JOB: Write out the entries again exactly as they are given.

--- START EXTRACTED ENTRIES ---

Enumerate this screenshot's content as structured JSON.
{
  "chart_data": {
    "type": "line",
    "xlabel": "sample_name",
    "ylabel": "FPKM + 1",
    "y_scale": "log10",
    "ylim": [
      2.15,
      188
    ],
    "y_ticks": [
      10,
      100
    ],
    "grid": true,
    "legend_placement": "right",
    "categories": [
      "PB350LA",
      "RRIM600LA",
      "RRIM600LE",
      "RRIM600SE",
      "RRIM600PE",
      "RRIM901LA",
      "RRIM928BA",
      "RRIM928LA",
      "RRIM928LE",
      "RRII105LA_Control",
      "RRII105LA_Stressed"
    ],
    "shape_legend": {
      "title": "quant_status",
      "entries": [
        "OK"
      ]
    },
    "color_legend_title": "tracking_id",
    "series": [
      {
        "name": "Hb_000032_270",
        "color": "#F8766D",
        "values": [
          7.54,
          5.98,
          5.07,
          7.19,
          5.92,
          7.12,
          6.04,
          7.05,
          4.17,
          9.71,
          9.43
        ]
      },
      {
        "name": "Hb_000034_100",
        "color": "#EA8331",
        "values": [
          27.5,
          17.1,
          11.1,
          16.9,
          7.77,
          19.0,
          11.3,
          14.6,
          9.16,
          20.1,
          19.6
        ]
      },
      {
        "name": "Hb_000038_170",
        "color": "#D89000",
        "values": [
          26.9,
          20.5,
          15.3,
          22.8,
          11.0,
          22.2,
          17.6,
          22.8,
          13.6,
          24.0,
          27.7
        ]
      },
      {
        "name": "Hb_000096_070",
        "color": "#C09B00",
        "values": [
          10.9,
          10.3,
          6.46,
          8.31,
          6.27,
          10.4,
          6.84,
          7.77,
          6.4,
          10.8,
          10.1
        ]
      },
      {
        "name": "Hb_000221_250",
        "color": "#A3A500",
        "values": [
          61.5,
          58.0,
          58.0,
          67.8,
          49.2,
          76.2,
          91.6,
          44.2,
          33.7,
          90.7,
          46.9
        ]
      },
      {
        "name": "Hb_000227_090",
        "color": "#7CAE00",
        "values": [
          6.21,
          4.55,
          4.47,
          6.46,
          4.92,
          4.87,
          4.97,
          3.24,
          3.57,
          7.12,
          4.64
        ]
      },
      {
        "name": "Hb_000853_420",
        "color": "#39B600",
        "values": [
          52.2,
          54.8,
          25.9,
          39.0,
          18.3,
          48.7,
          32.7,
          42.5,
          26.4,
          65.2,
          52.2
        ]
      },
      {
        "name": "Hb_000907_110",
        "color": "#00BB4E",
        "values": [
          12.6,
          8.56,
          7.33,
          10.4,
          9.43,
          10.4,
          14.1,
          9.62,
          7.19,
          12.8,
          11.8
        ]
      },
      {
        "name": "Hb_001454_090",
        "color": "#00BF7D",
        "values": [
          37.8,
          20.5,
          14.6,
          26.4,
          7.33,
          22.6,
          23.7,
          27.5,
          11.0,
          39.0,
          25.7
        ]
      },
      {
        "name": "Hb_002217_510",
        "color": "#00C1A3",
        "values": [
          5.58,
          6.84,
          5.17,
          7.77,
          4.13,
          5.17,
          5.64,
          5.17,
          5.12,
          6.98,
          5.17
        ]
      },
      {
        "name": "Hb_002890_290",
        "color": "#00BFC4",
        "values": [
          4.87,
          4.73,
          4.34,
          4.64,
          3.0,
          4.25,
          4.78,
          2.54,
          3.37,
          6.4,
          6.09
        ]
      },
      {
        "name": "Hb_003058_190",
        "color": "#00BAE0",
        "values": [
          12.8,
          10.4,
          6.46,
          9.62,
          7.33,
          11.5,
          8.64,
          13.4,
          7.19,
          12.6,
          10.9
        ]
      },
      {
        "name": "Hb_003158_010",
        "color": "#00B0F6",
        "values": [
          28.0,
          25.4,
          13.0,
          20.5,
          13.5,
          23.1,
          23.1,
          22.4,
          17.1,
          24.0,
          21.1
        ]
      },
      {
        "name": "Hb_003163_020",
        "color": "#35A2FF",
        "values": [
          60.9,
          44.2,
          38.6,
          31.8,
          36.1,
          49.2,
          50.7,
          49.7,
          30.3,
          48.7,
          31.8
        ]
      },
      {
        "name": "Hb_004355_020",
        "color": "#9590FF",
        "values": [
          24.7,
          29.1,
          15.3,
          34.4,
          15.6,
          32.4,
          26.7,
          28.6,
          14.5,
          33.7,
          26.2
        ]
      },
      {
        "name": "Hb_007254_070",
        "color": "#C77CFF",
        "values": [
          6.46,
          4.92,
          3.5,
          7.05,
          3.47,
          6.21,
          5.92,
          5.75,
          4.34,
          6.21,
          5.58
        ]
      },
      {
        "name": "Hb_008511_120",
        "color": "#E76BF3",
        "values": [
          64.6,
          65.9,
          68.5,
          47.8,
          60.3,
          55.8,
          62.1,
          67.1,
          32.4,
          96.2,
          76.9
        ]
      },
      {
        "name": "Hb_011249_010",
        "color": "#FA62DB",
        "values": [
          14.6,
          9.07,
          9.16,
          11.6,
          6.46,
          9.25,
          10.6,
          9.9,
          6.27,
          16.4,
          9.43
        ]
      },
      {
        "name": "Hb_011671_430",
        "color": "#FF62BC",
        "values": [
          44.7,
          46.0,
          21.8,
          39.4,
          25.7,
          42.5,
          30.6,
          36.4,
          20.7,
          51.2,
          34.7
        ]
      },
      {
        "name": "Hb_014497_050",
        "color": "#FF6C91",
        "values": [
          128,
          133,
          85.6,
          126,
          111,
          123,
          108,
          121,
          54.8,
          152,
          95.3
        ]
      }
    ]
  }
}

--- END EXTRACTED ENTRIES ---

ANSWER:
Enumerate this screenshot's content as structured JSON.
{
  "chart_data": {
    "type": "line",
    "xlabel": "sample_name",
    "ylabel": "FPKM + 1",
    "y_scale": "log10",
    "ylim": [
      2.15,
      188
    ],
    "y_ticks": [
      10,
      100
    ],
    "grid": true,
    "legend_placement": "right",
    "categories": [
      "PB350LA",
      "RRIM600LA",
      "RRIM600LE",
      "RRIM600SE",
      "RRIM600PE",
      "RRIM901LA",
      "RRIM928BA",
      "RRIM928LA",
      "RRIM928LE",
      "RRII105LA_Control",
      "RRII105LA_Stressed"
    ],
    "shape_legend": {
      "title": "quant_status",
      "entries": [
        "OK"
      ]
    },
    "color_legend_title": "tracking_id",
    "series": [
      {
        "name": "Hb_000032_270",
        "color": "#F8766D",
        "values": [
          7.54,
          5.98,
          5.07,
          7.19,
          5.92,
          7.12,
          6.04,
          7.05,
          4.17,
          9.71,
          9.43
        ]
      },
      {
        "name": "Hb_000034_100",
        "color": "#EA8331",
        "values": [
          27.5,
          17.1,
          11.1,
          16.9,
          7.77,
          19.0,
          11.3,
          14.6,
          9.16,
          20.1,
          19.6
        ]
      },
      {
        "name": "Hb_000038_170",
        "color": "#D89000",
        "values": [
          26.9,
          20.5,
          15.3,
          22.8,
          11.0,
          22.2,
          17.6,
          22.8,
          13.6,
          24.0,
          27.7
        ]
      },
      {
        "name": "Hb_000096_070",
        "color": "#C09B00",
        "values": [
          10.9,
          10.3,
          6.46,
          8.31,
          6.27,
          10.4,
          6.84,
          7.77,
          6.4,
          10.8,
          10.1
        ]
      },
      {
        "name": "Hb_000221_250",
        "color": "#A3A500",
        "values": [
          61.5,
          58.0,
          58.0,
          67.8,
          49.2,
          76.2,
          91.6,
          44.2,
          33.7,
          90.7,
          46.9
        ]
      },
      {
        "name": "Hb_000227_090",
        "color": "#7CAE00",
        "values": [
          6.21,
          4.55,
          4.47,
          6.46,
          4.92,
          4.87,
          4.97,
          3.24,
          3.57,
          7.12,
          4.64
        ]
      },
      {
        "name": "Hb_000853_420",
        "color": "#39B600",
        "values": [
          52.2,
          54.8,
          25.9,
          39.0,
          18.3,
          48.7,
          32.7,
          42.5,
          26.4,
          65.2,
          52.2
        ]
      },
      {
        "name": "Hb_000907_110",
        "color": "#00BB4E",
        "values": [
          12.6,
          8.56,
          7.33,
          10.4,
          9.43,
          10.4,
          14.1,
          9.62,
          7.19,
          12.8,
          11.8
        ]
      },
      {
        "name": "Hb_001454_090",
        "color": "#00BF7D",
        "values": [
          37.8,
          20.5,
          14.6,
          26.4,
          7.33,
          22.6,
          23.7,
          27.5,
          11.0,
          39.0,
          25.7
        ]
      },
      {
        "name": "Hb_002217_510",
        "color": "#00C1A3",
        "values": [
          5.58,
          6.84,
          5.17,
          7.77,
          4.13,
          5.17,
          5.64,
          5.17,
          5.12,
          6.98,
          5.17
        ]
      },
      {
        "name": "Hb_002890_290",
        "color": "#00BFC4",
        "values": [
          4.87,
          4.73,
          4.34,
          4.64,
          3.0,
          4.25,
          4.78,
          2.54,
          3.37,
          6.4,
          6.09
        ]
      },
      {
        "name": "Hb_003058_190",
        "color": "#00BAE0",
        "values": [
          12.8,
          10.4,
          6.46,
          9.62,
          7.33,
          11.5,
          8.64,
          13.4,
          7.19,
          12.6,
          10.9
        ]
      },
      {
        "name": "Hb_003158_010",
        "color": "#00B0F6",
        "values": [
          28.0,
          25.4,
          13.0,
          20.5,
          13.5,
          23.1,
          23.1,
          22.4,
          17.1,
          24.0,
          21.1
        ]
      },
      {
        "name": "Hb_003163_020",
        "color": "#35A2FF",
        "values": [
          60.9,
          44.2,
          38.6,
          31.8,
          36.1,
          49.2,
          50.7,
          49.7,
          30.3,
          48.7,
          31.8
        ]
      },
      {
        "name": "Hb_004355_020",
        "color": "#9590FF",
        "values": [
          24.7,
          29.1,
          15.3,
          34.4,
          15.6,
          32.4,
          26.7,
          28.6,
          14.5,
          33.7,
          26.2
        ]
      },
      {
        "name": "Hb_007254_070",
        "color": "#C77CFF",
        "values": [
          6.46,
          4.92,
          3.5,
          7.05,
          3.47,
          6.21,
          5.92,
          5.75,
          4.34,
          6.21,
          5.58
        ]
      },
      {
        "name": "Hb_008511_120",
        "color": "#E76BF3",
        "values": [
          64.6,
          65.9,
          68.5,
          47.8,
          60.3,
          55.8,
          62.1,
          67.1,
          32.4,
          96.2,
          76.9
        ]
      },
      {
        "name": "Hb_011249_010",
        "color": "#FA62DB",
        "values": [
          14.6,
          9.07,
          9.16,
          11.6,
          6.46,
          9.25,
          10.6,
          9.9,
          6.27,
          16.4,
          9.43
        ]
      },
      {
        "name": "Hb_011671_430",
        "color": "#FF62BC",
        "values": [
          44.7,
          46.0,
          21.8,
          39.4,
          25.7,
          42.5,
          30.6,
          36.4,
          20.7,
          51.2,
          34.7
        ]
      },
      {
        "name": "Hb_014497_050",
        "color": "#FF6C91",
        "values": [
          128,
          133,
          85.6,
          126,
          111,
          123,
          108,
          121,
          54.8,
          152,
          95.3
        ]
      }
    ]
  }
}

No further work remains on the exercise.